┌──

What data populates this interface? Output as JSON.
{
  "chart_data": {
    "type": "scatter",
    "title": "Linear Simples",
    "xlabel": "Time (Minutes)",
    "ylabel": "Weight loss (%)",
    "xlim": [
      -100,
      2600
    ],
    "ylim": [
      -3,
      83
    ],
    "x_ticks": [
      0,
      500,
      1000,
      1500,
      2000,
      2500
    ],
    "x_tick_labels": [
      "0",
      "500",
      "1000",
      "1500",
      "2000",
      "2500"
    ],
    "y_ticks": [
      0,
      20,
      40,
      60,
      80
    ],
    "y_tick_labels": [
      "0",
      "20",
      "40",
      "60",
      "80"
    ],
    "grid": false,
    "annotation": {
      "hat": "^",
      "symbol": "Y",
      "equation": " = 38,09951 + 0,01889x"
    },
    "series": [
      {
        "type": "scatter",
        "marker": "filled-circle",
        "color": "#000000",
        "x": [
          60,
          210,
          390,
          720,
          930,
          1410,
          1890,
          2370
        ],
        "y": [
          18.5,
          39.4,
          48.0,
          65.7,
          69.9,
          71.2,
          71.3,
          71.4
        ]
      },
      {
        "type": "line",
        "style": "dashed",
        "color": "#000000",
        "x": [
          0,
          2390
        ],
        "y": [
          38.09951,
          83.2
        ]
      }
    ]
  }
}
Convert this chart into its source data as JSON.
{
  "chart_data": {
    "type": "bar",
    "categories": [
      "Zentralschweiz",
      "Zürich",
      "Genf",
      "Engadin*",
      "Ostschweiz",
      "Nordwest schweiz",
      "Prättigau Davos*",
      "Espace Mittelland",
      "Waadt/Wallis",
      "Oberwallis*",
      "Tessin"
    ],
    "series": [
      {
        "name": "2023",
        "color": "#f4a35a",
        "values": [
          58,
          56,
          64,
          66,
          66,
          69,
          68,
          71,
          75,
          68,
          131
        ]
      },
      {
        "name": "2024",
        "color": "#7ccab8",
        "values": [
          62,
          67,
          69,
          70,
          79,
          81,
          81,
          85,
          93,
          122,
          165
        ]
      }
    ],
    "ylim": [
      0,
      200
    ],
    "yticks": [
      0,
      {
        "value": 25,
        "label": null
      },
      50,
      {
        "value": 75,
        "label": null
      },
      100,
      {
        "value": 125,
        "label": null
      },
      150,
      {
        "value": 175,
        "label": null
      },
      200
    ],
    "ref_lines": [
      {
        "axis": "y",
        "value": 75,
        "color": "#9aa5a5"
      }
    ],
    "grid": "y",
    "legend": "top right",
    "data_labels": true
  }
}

└──

Exercise description ::
In the entries above, find the lines containing the word "type" and say how many there are, with no other words.

Answer to the exercise ::
4